* [Written exercise]:
Below is the data. Give it again, complete and exact.

* [Records for this exercise]:
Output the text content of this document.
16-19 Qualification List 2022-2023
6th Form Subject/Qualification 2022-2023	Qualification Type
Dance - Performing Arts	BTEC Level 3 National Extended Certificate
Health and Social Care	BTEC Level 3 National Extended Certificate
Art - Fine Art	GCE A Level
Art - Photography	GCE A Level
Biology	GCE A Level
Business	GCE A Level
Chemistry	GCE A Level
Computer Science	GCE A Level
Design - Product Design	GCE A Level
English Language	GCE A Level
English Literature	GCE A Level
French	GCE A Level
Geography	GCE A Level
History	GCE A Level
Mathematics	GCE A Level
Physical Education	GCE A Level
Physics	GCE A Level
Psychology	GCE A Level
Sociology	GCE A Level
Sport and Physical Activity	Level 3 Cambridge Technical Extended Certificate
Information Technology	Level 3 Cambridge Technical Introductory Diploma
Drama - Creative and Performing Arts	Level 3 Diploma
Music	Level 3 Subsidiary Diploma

* [Answer to the exercise]:
Output the text content of this document.
16-19 Qualification List 2022-2023
6th Form Subject/Qualification 2022-2023	Qualification Type
Dance - Performing Arts	BTEC Level 3 National Extended Certificate
Health and Social Care	BTEC Level 3 National Extended Certificate
Art - Fine Art	GCE A Level
Art - Photography	GCE A Level
Biology	GCE A Level
Business	GCE A Level
Chemistry	GCE A Level
Computer Science	GCE A Level
Design - Product Design	GCE A Level
English Language	GCE A Level
English Literature	GCE A Level
French	GCE A Level
Geography	GCE A Level
History	GCE A Level
Mathematics	GCE A Level
Physical Education	GCE A Level
Physics	GCE A Level
Psychology	GCE A Level
Sociology	GCE A Level
Sport and Physical Activity	Level 3 Cambridge Technical Extended Certificate
Information Technology	Level 3 Cambridge Technical Introductory Diploma
Drama - Creative and Performing Arts	Level 3 Diploma
Music	Level 3 Subsidiary Diploma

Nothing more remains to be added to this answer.